Please pull out every line that includes the string "Enke".

-- Saved entries --

────────────────────────────────────────

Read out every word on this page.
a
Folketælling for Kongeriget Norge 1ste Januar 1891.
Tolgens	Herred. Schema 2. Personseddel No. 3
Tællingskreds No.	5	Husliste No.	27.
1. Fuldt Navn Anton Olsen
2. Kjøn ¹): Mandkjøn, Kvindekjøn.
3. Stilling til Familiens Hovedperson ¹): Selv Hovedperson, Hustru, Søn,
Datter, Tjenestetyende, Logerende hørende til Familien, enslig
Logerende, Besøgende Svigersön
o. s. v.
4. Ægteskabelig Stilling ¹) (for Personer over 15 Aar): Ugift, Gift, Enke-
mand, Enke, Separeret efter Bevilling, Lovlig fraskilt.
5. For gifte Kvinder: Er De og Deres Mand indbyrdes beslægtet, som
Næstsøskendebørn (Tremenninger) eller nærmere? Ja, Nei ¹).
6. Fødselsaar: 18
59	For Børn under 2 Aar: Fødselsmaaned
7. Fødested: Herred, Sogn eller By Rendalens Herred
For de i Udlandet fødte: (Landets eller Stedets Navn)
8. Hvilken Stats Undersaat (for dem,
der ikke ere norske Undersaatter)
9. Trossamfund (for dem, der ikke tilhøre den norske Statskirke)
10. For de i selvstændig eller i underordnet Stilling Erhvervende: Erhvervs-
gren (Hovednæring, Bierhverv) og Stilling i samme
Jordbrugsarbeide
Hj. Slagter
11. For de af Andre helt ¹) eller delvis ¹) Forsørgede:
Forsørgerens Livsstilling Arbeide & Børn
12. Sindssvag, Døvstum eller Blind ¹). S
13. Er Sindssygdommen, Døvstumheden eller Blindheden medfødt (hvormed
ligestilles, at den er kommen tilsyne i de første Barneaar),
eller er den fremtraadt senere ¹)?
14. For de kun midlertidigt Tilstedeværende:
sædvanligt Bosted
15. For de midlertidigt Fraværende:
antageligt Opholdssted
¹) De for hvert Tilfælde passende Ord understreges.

────────────────────────────────────────

-- EXERCISE OUTPUT --
4. Ægteskabelig Stilling ¹) (for Personer over 15 Aar): Ugift, Gift, Enke-
mand, Enke, Separeret efter Bevilling, Lovlig fraskilt.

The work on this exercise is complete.